### JOB
For each line of the data below that holds "故本题答案选", copy the line.
++++ DATA FOR THE TASK
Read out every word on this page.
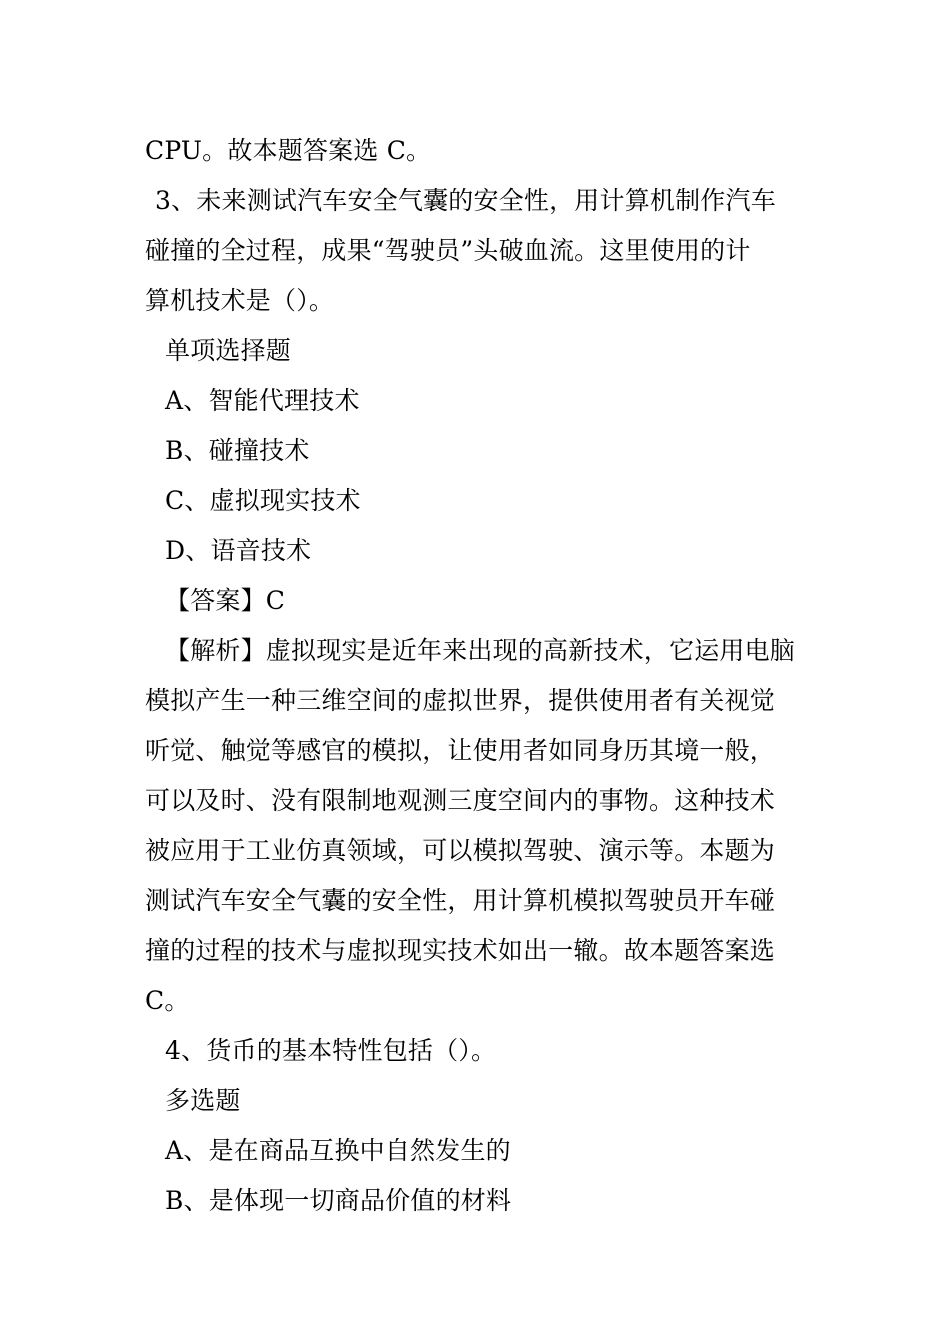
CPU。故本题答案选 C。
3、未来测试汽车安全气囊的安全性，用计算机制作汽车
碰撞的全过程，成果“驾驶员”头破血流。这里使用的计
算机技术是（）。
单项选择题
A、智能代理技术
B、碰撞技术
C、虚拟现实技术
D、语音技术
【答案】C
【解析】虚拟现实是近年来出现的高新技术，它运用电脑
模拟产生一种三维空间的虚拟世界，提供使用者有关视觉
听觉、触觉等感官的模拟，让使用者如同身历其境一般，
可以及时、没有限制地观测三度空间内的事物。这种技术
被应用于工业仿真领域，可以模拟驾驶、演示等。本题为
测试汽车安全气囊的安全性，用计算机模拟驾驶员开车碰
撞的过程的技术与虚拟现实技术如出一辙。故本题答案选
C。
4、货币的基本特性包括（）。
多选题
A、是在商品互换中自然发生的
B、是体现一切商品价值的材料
++++++++
### ANSWER TO THE TASK
CPU。故本题答案选 C。
撞的过程的技术与虚拟现实技术如出一辙。故本题答案选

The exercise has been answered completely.